Collected data entries:
• • • • •

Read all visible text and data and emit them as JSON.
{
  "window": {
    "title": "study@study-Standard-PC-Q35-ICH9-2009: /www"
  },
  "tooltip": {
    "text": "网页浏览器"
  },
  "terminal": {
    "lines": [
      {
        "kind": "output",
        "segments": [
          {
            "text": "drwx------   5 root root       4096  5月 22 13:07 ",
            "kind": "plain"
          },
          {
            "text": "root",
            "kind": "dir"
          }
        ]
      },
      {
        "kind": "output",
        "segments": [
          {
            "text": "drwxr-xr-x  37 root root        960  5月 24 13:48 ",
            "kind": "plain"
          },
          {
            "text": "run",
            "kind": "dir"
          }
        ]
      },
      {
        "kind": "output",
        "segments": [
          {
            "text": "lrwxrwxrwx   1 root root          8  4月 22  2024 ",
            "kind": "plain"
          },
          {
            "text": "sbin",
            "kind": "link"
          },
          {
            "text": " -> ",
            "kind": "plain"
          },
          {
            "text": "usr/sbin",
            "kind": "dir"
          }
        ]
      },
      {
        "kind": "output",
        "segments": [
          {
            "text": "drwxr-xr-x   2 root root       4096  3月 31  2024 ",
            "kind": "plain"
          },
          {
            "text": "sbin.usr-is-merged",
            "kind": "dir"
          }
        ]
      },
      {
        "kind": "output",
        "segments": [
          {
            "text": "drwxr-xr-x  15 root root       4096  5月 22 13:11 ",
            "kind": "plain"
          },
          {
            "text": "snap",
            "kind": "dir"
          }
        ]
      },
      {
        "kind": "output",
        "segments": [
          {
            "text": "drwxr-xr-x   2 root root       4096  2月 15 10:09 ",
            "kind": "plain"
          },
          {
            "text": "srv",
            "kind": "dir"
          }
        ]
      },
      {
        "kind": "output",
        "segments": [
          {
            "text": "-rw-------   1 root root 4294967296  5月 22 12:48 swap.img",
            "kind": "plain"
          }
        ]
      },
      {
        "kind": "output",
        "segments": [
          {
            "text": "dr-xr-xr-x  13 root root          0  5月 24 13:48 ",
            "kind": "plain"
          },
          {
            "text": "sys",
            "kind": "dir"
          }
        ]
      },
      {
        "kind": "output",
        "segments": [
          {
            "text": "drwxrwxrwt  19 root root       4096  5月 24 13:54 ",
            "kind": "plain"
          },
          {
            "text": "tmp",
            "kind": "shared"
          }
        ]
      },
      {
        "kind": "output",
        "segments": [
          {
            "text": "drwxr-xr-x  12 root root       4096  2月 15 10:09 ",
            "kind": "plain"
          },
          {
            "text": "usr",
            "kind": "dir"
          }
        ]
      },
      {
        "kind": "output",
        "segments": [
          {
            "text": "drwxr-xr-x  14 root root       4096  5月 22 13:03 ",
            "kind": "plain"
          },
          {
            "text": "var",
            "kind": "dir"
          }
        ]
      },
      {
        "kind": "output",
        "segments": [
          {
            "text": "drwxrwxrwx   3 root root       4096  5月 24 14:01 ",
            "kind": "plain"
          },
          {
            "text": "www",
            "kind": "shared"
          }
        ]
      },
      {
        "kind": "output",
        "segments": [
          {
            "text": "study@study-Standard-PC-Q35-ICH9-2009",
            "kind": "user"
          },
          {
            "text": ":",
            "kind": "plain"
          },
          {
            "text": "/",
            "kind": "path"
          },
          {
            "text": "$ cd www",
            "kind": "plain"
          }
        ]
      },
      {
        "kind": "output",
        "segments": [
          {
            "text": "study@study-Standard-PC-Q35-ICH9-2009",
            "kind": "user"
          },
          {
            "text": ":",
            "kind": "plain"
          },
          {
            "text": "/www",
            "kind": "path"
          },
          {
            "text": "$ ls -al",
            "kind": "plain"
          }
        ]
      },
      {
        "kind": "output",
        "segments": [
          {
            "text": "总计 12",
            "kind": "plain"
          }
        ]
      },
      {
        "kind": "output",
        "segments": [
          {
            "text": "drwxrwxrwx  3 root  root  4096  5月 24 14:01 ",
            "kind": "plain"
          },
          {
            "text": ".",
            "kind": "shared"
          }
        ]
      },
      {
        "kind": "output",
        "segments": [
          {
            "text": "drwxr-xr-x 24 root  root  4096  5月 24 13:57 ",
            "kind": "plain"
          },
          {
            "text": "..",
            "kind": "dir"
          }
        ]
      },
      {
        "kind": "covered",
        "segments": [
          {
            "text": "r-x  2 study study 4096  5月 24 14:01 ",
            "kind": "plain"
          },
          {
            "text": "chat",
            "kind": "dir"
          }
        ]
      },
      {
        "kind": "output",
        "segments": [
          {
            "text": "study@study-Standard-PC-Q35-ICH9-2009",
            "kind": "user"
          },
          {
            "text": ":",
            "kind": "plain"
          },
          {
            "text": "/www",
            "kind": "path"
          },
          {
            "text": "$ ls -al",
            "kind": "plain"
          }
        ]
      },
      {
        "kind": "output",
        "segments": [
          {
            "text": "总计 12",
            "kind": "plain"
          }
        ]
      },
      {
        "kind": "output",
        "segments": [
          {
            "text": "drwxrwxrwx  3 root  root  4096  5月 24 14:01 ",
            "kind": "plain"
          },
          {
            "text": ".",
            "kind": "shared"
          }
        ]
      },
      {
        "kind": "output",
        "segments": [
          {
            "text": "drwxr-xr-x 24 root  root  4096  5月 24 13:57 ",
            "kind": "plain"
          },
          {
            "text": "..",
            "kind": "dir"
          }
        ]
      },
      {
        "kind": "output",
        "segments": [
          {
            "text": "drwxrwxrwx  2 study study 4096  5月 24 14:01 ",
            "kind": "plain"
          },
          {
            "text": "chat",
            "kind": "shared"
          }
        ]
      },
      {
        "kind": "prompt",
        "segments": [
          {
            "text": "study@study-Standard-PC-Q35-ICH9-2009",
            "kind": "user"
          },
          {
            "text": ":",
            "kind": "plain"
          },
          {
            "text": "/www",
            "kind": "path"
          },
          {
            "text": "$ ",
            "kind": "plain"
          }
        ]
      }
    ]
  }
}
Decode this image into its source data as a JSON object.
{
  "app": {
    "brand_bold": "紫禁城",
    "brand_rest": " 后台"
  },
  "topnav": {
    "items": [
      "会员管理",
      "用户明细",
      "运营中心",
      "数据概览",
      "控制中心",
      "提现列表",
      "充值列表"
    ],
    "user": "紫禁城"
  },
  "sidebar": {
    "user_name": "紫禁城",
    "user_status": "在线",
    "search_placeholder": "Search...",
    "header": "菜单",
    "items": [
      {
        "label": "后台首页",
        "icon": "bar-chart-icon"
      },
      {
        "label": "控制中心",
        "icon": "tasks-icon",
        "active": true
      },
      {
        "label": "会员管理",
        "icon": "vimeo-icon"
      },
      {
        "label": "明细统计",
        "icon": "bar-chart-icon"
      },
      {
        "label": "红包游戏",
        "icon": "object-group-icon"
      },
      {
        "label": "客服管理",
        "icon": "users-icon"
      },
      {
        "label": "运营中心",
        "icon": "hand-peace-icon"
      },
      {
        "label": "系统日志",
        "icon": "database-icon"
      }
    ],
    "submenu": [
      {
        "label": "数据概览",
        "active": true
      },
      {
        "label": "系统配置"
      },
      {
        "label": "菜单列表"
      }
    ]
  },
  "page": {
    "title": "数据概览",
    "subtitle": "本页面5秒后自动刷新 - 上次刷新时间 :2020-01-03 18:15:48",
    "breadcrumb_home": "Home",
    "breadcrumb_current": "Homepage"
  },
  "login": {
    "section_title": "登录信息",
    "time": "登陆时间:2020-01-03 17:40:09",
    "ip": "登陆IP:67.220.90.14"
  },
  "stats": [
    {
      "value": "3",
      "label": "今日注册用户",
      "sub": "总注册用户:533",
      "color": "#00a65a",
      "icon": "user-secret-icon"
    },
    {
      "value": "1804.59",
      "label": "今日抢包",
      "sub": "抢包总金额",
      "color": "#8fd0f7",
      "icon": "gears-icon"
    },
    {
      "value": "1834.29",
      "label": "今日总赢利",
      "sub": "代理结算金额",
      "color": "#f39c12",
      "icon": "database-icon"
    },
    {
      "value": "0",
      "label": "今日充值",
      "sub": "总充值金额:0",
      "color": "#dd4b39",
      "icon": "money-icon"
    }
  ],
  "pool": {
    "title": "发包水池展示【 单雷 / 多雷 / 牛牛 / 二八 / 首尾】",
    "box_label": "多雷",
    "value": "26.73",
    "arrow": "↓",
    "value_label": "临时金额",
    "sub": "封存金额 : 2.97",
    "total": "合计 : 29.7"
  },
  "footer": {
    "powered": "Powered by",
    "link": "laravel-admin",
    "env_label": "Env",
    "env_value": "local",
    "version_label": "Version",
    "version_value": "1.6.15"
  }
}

• • • • •

PROBLEM TO SOLVE -
Check each line above for the word "drwxrwxrwx" and copy the ones that have it.

CORRECT RESPONSE -
            "text": "drwxrwxrwx   3 root root       4096  5月 24 14:01 ",
            "text": "drwxrwxrwx  3 root  root  4096  5月 24 14:01 ",
            "text": "drwxrwxrwx  3 root  root  4096  5月 24 14:01 ",
            "text": "drwxrwxrwx  2 study study 4096  5月 24 14:01 ",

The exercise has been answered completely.